====== Texto del documento ======

Opinión

LOS TRABAJADORES Y LA HUELGA

Eran las 6:15 horas de la mañana del 14 de noviembre. Estaba finalizando mi carrera por el paseo del colesterol. De repente oigo ruidos secos en la carretera contigua, que parecían ocasionados por objetos que caían y tropezaban contra el suelo y las vallas laterales de la vía. A continuación, el frenazo violento de una autobús con pasajeros. Y ya veo como salen llamas de los objetos que habían sido lanzados antes, y a una manada de energúmenos, con pasamontañas y ropas oscuras, que se marchan corriendo.


Como era el día de la huelga pensé que serían exaltados que nunca se hubieran levantado a esa hora para ir a trabajar, si su patrón se lo hubiese pedido por dificultades en la empresa, pero sí para fastidiar a los que ese día querían hacerlo. No saben que la libertad de uno termina donde empieza el derecho de los demás.


El diccionario define la huelga como la interrupción colectiva de la actividad laboral por parte de los trabajadores con el fin de reivindicar ciertas condiciones o manifestar una protesta. No dice que sea hacer hogueras en las carreteras, pintar las cristaleras de las tiendas que deciden no secundarla, romper los cristales de las empresas 'opresoras', enfrentarse a las fuerzas de orden público? Ni tampoco que ese día vale todo.

======

§ Ejercicios
- 1) ¿Puedes editar el artículo sobre la huelga y reproducir el fragmento que comienza en las palabras que contienen "LOS TRABAJADORES Y" y termina tras "de los demás.", cambiando "energúmenos" por "encapuchados"?
- 2) ¿Cómo resumirías en menos palabras el párrafo del artículo sobre la huelga que empieza por "Como era el día de la huelga", sin perder sus datos principales?
- 3) ¿Cómo continuarías el artículo sobre la huelga a partir de su última frase?
Los datos que aparecen a continuación son material independiente del artículo sobre la huelga.

====== Datos mostrados ======

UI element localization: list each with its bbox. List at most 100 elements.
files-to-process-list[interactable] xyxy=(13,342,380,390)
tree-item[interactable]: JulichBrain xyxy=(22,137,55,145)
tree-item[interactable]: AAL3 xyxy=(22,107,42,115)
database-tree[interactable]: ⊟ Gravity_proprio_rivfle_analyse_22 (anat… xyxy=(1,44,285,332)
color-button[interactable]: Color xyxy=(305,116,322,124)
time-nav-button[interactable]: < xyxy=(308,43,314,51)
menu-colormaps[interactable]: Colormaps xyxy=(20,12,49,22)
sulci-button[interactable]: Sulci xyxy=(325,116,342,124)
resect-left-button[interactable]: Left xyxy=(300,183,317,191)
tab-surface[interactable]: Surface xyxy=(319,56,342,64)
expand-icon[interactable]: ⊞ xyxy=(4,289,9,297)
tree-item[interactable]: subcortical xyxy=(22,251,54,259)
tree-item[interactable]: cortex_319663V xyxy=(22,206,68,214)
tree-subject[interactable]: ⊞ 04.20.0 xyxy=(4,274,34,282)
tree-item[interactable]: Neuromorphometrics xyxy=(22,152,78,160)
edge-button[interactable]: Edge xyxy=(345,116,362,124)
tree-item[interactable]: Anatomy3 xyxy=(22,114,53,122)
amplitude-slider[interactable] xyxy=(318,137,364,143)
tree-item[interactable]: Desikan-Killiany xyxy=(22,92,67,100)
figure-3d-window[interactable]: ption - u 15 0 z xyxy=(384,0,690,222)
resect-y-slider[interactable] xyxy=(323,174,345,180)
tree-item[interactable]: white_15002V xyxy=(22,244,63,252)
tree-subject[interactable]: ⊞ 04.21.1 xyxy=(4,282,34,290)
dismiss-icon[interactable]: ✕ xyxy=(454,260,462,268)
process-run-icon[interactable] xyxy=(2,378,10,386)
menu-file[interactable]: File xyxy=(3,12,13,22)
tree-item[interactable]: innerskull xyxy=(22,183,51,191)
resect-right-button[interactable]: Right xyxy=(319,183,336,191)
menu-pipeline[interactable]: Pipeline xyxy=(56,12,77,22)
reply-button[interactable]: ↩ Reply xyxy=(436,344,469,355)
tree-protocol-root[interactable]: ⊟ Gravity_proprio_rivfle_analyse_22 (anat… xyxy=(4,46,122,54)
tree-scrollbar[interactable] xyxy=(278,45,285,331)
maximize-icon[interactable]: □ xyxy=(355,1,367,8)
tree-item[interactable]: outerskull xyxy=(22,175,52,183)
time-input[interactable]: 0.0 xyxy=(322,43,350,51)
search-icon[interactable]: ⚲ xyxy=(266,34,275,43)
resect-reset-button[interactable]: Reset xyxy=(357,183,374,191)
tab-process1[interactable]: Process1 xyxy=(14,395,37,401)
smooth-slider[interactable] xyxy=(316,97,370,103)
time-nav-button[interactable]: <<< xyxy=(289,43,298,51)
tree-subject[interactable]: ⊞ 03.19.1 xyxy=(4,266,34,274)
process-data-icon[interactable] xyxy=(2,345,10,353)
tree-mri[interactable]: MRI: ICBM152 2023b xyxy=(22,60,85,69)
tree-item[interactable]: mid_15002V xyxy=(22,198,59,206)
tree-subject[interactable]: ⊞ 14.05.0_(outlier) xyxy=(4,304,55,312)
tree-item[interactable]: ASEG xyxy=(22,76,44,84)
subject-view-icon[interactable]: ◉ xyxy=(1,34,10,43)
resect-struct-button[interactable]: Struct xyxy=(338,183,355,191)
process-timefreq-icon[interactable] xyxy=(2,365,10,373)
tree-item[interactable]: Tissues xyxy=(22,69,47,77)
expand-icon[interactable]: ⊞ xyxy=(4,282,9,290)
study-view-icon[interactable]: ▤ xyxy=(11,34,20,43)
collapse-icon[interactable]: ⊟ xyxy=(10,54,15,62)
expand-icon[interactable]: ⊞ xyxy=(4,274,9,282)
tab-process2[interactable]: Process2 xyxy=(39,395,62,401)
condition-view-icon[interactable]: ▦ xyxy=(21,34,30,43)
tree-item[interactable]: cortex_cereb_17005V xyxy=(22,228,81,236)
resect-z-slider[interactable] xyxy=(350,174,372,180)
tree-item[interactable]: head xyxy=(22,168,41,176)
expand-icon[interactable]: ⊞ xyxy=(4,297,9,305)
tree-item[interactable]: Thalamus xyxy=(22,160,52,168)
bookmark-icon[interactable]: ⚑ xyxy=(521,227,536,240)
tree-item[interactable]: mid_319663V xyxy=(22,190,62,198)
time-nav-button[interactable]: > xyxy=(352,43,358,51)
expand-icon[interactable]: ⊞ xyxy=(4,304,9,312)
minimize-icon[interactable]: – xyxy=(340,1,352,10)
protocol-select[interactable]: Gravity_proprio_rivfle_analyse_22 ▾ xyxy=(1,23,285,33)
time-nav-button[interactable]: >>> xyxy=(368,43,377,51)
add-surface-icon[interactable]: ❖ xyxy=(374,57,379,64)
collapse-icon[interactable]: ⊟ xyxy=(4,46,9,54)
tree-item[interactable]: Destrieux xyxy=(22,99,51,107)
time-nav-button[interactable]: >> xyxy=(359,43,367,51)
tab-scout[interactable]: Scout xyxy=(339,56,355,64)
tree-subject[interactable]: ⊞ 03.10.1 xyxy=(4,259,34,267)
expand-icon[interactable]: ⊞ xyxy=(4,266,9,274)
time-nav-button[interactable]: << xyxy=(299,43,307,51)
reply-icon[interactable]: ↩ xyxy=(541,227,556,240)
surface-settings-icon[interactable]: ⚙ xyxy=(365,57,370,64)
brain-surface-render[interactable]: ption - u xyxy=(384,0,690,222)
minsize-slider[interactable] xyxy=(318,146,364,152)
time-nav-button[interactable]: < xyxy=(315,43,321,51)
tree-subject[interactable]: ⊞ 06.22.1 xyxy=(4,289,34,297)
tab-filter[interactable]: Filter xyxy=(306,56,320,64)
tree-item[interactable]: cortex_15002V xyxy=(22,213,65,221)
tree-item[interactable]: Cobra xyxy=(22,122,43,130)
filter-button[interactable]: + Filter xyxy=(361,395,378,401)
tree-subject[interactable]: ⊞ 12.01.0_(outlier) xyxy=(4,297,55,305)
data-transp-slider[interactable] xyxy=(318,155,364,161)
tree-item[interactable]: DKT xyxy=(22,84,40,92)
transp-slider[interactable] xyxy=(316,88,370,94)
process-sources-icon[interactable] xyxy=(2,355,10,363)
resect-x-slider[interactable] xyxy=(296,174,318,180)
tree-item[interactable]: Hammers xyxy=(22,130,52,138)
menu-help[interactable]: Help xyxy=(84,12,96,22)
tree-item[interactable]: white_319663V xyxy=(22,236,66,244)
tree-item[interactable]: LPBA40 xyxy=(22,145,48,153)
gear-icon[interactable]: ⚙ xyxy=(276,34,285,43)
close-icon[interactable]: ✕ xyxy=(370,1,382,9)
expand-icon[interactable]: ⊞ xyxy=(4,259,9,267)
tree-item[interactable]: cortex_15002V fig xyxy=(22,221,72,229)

======

§ Soluciones
- 1)
LOS TRABAJADORES Y LA HUELGA

Eran las 6:15 horas de la mañana del 14 de noviembre. Estaba finalizando mi carrera por el paseo del colesterol. De repente oigo ruidos secos en la carretera contigua, que parecían ocasionados por objetos que caían y tropezaban contra el suelo y las vallas laterales de la vía. A continuación, el frenazo violento de una autobús con pasajeros. Y ya veo como salen llamas de los objetos que habían sido lanzados antes, y a una manada de encapuchados, con pasamontañas y ropas oscuras, que se marchan corriendo.


Como era el día de la huelga pensé que serían exaltados que nunca se hubieran levantado a esa hora para ir a trabajar, si su patrón se lo hubiese pedido por dificultades en la empresa, pero sí para fastidiar a los que ese día querían hacerlo. No saben que la libertad de uno termina donde empieza el derecho de los demás.

- 2) Por ser día de huelga, pensé que eran exaltados que jamás madrugarían para trabajar aunque su patrón se lo pidiera por dificultades de la empresa, pero sí para fastidiar a quienes querían trabajar ese día. Ignoran que la libertad de uno termina donde empieza el derecho de los demás.

- 3)
Después me acordé de muchas cosas. Recordé a mi padre, que tenía un barquito de pesca de bajura, y a los tres trabajadores que le ayudaban. Y como, cuando hacía el reparto entre los marineros de lo que habían ganado con la venta del pescado durante la semana, a uno de ellos, el más joven y trabajador, bajo cuerda, le daba algo más que a los otros. A mi madre le parecía que eso no estaba bien pero él decía que lo hacía porque trabajaba más. Era un niño pero pensaba que mi padre tenía razón.


Y recordé, ya de mayor, el día que a última hora de la tarde se me averió el coche en Verín, cuando regresaba de Santander a Orense, y vi, en el taller adonde lo llevé para reparar, que unos mecánicos no paraban de trabajar y otros no hacían nada. Pensé, ¿por qué a estos que no hacen nada no los echa el dueño del taller? Me explicaron después que si los echaba tendría que darle la misma indemnización por despido que a los otros. Y que los sindicatos los defendían tanto, incluso más, que a los más trabajadores, ya que solían ser afiliados o cabecillas de estas organizaciones.


Unos años antes, un excelente joven médico amigo, que creía como Ortega que un tonto de derechas es igual qué un tonto de izquierdas, aseguraba que los empresarios nunca despiden a los buenos trabajadores. Ni lo hacían con Franco, decía.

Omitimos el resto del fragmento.